+++ RECORDS +++
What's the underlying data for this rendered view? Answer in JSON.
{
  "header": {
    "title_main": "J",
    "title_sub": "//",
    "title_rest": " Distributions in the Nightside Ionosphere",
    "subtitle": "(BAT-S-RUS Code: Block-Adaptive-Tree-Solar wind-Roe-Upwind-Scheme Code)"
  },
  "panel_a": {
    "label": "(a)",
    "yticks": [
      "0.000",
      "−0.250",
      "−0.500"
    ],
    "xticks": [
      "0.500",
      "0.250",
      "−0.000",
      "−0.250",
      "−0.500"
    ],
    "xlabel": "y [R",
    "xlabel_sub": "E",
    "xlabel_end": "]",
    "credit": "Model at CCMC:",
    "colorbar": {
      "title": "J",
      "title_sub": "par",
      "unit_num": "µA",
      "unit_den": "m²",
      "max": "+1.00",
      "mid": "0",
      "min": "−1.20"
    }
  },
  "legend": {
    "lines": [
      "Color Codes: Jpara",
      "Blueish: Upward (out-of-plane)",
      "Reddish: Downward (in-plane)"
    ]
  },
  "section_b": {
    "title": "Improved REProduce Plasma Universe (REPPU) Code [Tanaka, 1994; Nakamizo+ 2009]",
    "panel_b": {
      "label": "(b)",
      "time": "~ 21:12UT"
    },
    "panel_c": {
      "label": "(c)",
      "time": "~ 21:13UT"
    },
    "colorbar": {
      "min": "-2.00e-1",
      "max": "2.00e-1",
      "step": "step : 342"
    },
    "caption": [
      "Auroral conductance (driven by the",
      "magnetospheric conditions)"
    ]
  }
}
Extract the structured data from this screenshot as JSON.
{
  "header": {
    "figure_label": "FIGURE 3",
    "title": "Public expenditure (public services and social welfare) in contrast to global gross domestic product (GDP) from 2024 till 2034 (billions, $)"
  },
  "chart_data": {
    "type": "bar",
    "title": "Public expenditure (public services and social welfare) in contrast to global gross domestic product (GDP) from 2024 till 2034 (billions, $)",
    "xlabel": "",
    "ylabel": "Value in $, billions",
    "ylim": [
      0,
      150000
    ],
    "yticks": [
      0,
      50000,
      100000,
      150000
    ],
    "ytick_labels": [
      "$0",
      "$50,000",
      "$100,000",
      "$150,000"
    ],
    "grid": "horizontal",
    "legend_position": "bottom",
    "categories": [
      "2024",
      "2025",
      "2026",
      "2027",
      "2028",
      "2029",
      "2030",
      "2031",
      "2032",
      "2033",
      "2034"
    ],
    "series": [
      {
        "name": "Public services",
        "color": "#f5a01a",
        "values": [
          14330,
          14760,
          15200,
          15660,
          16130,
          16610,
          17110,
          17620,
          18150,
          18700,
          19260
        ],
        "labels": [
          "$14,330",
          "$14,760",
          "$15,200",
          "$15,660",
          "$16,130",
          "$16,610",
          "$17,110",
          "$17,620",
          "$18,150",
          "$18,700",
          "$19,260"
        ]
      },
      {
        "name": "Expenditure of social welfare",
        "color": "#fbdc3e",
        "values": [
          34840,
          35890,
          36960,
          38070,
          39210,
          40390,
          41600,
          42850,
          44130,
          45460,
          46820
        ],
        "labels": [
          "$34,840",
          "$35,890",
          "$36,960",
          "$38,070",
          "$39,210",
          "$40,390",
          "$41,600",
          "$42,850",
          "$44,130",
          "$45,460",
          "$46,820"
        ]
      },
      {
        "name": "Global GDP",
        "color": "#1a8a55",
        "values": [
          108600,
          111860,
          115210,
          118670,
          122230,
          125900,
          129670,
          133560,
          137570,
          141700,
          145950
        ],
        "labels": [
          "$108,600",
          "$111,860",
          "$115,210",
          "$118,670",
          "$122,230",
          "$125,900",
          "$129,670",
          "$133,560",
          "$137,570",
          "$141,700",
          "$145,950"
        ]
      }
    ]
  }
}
+++
### WHAT YOU HAVE TO DO
Find the word "name" in the entries, and copy every line it shows up in.

### EXERCISE OUTPUT
        "name": "Public services",
        "name": "Expenditure of social welfare",
        "name": "Global GDP",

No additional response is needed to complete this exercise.